- **REQUIRED TASK**
Output the records exactly. Include every line.

(Dataset records)
--------

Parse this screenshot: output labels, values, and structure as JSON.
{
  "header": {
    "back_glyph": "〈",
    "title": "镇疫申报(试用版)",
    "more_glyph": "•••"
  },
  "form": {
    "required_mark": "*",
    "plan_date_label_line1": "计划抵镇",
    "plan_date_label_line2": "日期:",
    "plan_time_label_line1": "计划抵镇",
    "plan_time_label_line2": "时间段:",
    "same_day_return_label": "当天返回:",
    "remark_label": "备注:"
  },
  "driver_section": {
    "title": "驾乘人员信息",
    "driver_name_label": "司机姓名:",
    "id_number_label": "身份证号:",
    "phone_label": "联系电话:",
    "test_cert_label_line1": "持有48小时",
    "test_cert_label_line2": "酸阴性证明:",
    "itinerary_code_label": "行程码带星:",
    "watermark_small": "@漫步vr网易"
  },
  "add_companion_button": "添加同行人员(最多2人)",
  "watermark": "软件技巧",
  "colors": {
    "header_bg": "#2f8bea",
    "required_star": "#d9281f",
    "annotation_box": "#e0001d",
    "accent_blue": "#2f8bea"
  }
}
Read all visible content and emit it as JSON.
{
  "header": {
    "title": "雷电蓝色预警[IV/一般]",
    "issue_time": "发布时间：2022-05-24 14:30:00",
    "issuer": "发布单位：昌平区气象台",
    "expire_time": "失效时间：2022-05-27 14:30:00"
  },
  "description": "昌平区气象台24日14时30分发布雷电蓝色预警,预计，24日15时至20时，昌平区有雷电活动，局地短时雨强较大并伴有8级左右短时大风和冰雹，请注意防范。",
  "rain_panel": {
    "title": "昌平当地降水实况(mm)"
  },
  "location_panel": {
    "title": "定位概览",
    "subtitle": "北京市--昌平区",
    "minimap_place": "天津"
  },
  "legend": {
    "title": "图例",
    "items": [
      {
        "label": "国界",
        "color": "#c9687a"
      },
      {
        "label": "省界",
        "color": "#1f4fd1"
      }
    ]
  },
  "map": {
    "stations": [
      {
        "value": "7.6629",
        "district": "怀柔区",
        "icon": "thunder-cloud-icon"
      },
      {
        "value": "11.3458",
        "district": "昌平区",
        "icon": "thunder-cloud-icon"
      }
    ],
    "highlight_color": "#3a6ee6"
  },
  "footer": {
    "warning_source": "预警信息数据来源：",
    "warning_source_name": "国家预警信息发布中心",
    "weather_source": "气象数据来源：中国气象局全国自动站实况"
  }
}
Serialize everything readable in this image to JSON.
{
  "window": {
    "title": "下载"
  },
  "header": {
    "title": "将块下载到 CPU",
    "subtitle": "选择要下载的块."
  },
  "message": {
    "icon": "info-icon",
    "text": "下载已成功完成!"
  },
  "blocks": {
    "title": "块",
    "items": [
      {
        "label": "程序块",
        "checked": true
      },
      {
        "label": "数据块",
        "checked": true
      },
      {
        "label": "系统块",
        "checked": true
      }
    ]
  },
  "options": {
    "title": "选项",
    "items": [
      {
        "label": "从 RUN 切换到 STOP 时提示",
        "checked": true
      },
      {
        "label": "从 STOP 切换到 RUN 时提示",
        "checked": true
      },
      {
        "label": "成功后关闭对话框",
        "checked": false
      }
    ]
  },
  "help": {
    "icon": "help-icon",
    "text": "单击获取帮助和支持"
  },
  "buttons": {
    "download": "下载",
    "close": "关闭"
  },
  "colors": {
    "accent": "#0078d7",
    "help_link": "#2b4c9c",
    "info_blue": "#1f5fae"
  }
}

--------

- **RESULT OF THIS TASK**
Parse this screenshot: output labels, values, and structure as JSON.
{
  "header": {
    "back_glyph": "〈",
    "title": "镇疫申报(试用版)",
    "more_glyph": "•••"
  },
  "form": {
    "required_mark": "*",
    "plan_date_label_line1": "计划抵镇",
    "plan_date_label_line2": "日期:",
    "plan_time_label_line1": "计划抵镇",
    "plan_time_label_line2": "时间段:",
    "same_day_return_label": "当天返回:",
    "remark_label": "备注:"
  },
  "driver_section": {
    "title": "驾乘人员信息",
    "driver_name_label": "司机姓名:",
    "id_number_label": "身份证号:",
    "phone_label": "联系电话:",
    "test_cert_label_line1": "持有48小时",
    "test_cert_label_line2": "酸阴性证明:",
    "itinerary_code_label": "行程码带星:",
    "watermark_small": "@漫步vr网易"
  },
  "add_companion_button": "添加同行人员(最多2人)",
  "watermark": "软件技巧",
  "colors": {
    "header_bg": "#2f8bea",
    "required_star": "#d9281f",
    "annotation_box": "#e0001d",
    "accent_blue": "#2f8bea"
  }
}
Read all visible content and emit it as JSON.
{
  "header": {
    "title": "雷电蓝色预警[IV/一般]",
    "issue_time": "发布时间：2022-05-24 14:30:00",
    "issuer": "发布单位：昌平区气象台",
    "expire_time": "失效时间：2022-05-27 14:30:00"
  },
  "description": "昌平区气象台24日14时30分发布雷电蓝色预警,预计，24日15时至20时，昌平区有雷电活动，局地短时雨强较大并伴有8级左右短时大风和冰雹，请注意防范。",
  "rain_panel": {
    "title": "昌平当地降水实况(mm)"
  },
  "location_panel": {
    "title": "定位概览",
    "subtitle": "北京市--昌平区",
    "minimap_place": "天津"
  },
  "legend": {
    "title": "图例",
    "items": [
      {
        "label": "国界",
        "color": "#c9687a"
      },
      {
        "label": "省界",
        "color": "#1f4fd1"
      }
    ]
  },
  "map": {
    "stations": [
      {
        "value": "7.6629",
        "district": "怀柔区",
        "icon": "thunder-cloud-icon"
      },
      {
        "value": "11.3458",
        "district": "昌平区",
        "icon": "thunder-cloud-icon"
      }
    ],
    "highlight_color": "#3a6ee6"
  },
  "footer": {
    "warning_source": "预警信息数据来源：",
    "warning_source_name": "国家预警信息发布中心",
    "weather_source": "气象数据来源：中国气象局全国自动站实况"
  }
}
Serialize everything readable in this image to JSON.
{
  "window": {
    "title": "下载"
  },
  "header": {
    "title": "将块下载到 CPU",
    "subtitle": "选择要下载的块."
  },
  "message": {
    "icon": "info-icon",
    "text": "下载已成功完成!"
  },
  "blocks": {
    "title": "块",
    "items": [
      {
        "label": "程序块",
        "checked": true
      },
      {
        "label": "数据块",
        "checked": true
      },
      {
        "label": "系统块",
        "checked": true
      }
    ]
  },
  "options": {
    "title": "选项",
    "items": [
      {
        "label": "从 RUN 切换到 STOP 时提示",
        "checked": true
      },
      {
        "label": "从 STOP 切换到 RUN 时提示",
        "checked": true
      },
      {
        "label": "成功后关闭对话框",
        "checked": false
      }
    ]
  },
  "help": {
    "icon": "help-icon",
    "text": "单击获取帮助和支持"
  },
  "buttons": {
    "download": "下载",
    "close": "关闭"
  },
  "colors": {
    "accent": "#0078d7",
    "help_link": "#2b4c9c",
    "info_blue": "#1f5fae"
  }
}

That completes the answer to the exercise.